(Saved entries)
^^^^

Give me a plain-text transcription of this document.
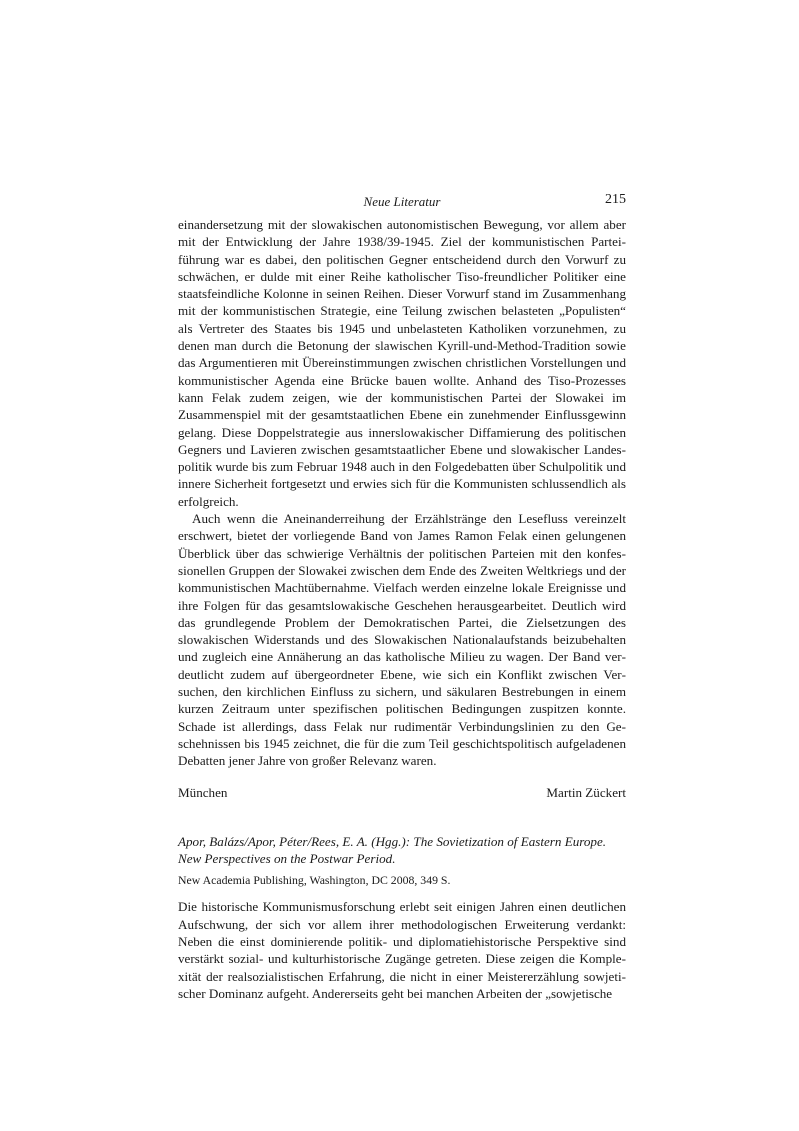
Neue Literatur	215

einandersetzung mit der slowakischen autonomistischen Bewegung, vor allem aber mit der Entwicklung der Jahre 1938/39-1945. Ziel der kommunistischen Parteiführung war es dabei, den politischen Gegner entscheidend durch den Vorwurf zu schwächen, er dulde mit einer Reihe katholischer Tiso-freundlicher Politiker eine staatsfeindliche Kolonne in seinen Reihen. Dieser Vorwurf stand im Zusammenhang mit der kommunistischen Strategie, eine Teilung zwischen belasteten „Populisten“ als Vertreter des Staates bis 1945 und unbelasteten Katholiken vorzunehmen, zu denen man durch die Betonung der slawischen Kyrill-und-Method-Tradition sowie das Argumentieren mit Übereinstimmungen zwischen christlichen Vorstellungen und kommunistischer Agenda eine Brücke bauen wollte. Anhand des Tiso-Prozesses kann Felak zudem zeigen, wie der kommunistischen Partei der Slowakei im Zusammenspiel mit der gesamtstaatlichen Ebene ein zunehmender Einflussgewinn gelang. Diese Doppelstrategie aus innerslowakischer Diffamierung des politischen Gegners und Lavieren zwischen gesamtstaatlicher Ebene und slowakischer Landespolitik wurde bis zum Februar 1948 auch in den Folgedebatten über Schulpolitik und innere Sicherheit fortgesetzt und erwies sich für die Kommunisten schlussendlich als erfolgreich.

Auch wenn die Aneinanderreihung der Erzählstränge den Lesefluss vereinzelt erschwert, bietet der vorliegende Band von James Ramon Felak einen gelungenen Überblick über das schwierige Verhältnis der politischen Parteien mit den konfessionellen Gruppen der Slowakei zwischen dem Ende des Zweiten Weltkriegs und der kommunistischen Machtübernahme. Vielfach werden einzelne lokale Ereignisse und ihre Folgen für das gesamtslowakische Geschehen herausgearbeitet. Deutlich wird das grundlegende Problem der Demokratischen Partei, die Zielsetzungen des slowakischen Widerstands und des Slowakischen Nationalaufstands beizubehalten und zugleich eine Annäherung an das katholische Milieu zu wagen. Der Band verdeutlicht zudem auf übergeordneter Ebene, wie sich ein Konflikt zwischen Versuchen, den kirchlichen Einfluss zu sichern, und säkularen Bestrebungen in einem kurzen Zeitraum unter spezifischen politischen Bedingungen zuspitzen konnte. Schade ist allerdings, dass Felak nur rudimentär Verbindungslinien zu den Geschehnissen bis 1945 zeichnet, die für die zum Teil geschichtspolitisch aufgeladenen Debatten jener Jahre von großer Relevanz waren.

München	Martin Zückert

Apor, Balázs/Apor, Péter/Rees, E. A. (Hgg.): The Sovietization of Eastern Europe. New Perspectives on the Postwar Period.

New Academia Publishing, Washington, DC 2008, 349 S.

Die historische Kommunismusforschung erlebt seit einigen Jahren einen deutlichen Aufschwung, der sich vor allem ihrer methodologischen Erweiterung verdankt: Neben die einst dominierende politik- und diplomatiehistorische Perspektive sind verstärkt sozial- und kulturhistorische Zugänge getreten. Diese zeigen die Komplexität der realsozialistischen Erfahrung, die nicht in einer Meistererzählung sowjetischer Dominanz aufgeht. Andererseits geht bei manchen Arbeiten der „sowjetische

^^^^

▸ **Goal**: Omit each picture, then return all of the listing exactly as it stands.

▸ **Complete output**:
Give me a plain-text transcription of this document.
Neue Literatur	215

einandersetzung mit der slowakischen autonomistischen Bewegung, vor allem aber mit der Entwicklung der Jahre 1938/39-1945. Ziel der kommunistischen Parteiführung war es dabei, den politischen Gegner entscheidend durch den Vorwurf zu schwächen, er dulde mit einer Reihe katholischer Tiso-freundlicher Politiker eine staatsfeindliche Kolonne in seinen Reihen. Dieser Vorwurf stand im Zusammenhang mit der kommunistischen Strategie, eine Teilung zwischen belasteten „Populisten“ als Vertreter des Staates bis 1945 und unbelasteten Katholiken vorzunehmen, zu denen man durch die Betonung der slawischen Kyrill-und-Method-Tradition sowie das Argumentieren mit Übereinstimmungen zwischen christlichen Vorstellungen und kommunistischer Agenda eine Brücke bauen wollte. Anhand des Tiso-Prozesses kann Felak zudem zeigen, wie der kommunistischen Partei der Slowakei im Zusammenspiel mit der gesamtstaatlichen Ebene ein zunehmender Einflussgewinn gelang. Diese Doppelstrategie aus innerslowakischer Diffamierung des politischen Gegners und Lavieren zwischen gesamtstaatlicher Ebene und slowakischer Landespolitik wurde bis zum Februar 1948 auch in den Folgedebatten über Schulpolitik und innere Sicherheit fortgesetzt und erwies sich für die Kommunisten schlussendlich als erfolgreich.

Auch wenn die Aneinanderreihung der Erzählstränge den Lesefluss vereinzelt erschwert, bietet der vorliegende Band von James Ramon Felak einen gelungenen Überblick über das schwierige Verhältnis der politischen Parteien mit den konfessionellen Gruppen der Slowakei zwischen dem Ende des Zweiten Weltkriegs und der kommunistischen Machtübernahme. Vielfach werden einzelne lokale Ereignisse und ihre Folgen für das gesamtslowakische Geschehen herausgearbeitet. Deutlich wird das grundlegende Problem der Demokratischen Partei, die Zielsetzungen des slowakischen Widerstands und des Slowakischen Nationalaufstands beizubehalten und zugleich eine Annäherung an das katholische Milieu zu wagen. Der Band verdeutlicht zudem auf übergeordneter Ebene, wie sich ein Konflikt zwischen Versuchen, den kirchlichen Einfluss zu sichern, und säkularen Bestrebungen in einem kurzen Zeitraum unter spezifischen politischen Bedingungen zuspitzen konnte. Schade ist allerdings, dass Felak nur rudimentär Verbindungslinien zu den Geschehnissen bis 1945 zeichnet, die für die zum Teil geschichtspolitisch aufgeladenen Debatten jener Jahre von großer Relevanz waren.

München	Martin Zückert

Apor, Balázs/Apor, Péter/Rees, E. A. (Hgg.): The Sovietization of Eastern Europe. New Perspectives on the Postwar Period.

New Academia Publishing, Washington, DC 2008, 349 S.

Die historische Kommunismusforschung erlebt seit einigen Jahren einen deutlichen Aufschwung, der sich vor allem ihrer methodologischen Erweiterung verdankt: Neben die einst dominierende politik- und diplomatiehistorische Perspektive sind verstärkt sozial- und kulturhistorische Zugänge getreten. Diese zeigen die Komplexität der realsozialistischen Erfahrung, die nicht in einer Meistererzählung sowjetischer Dominanz aufgeht. Andererseits geht bei manchen Arbeiten der „sowjetische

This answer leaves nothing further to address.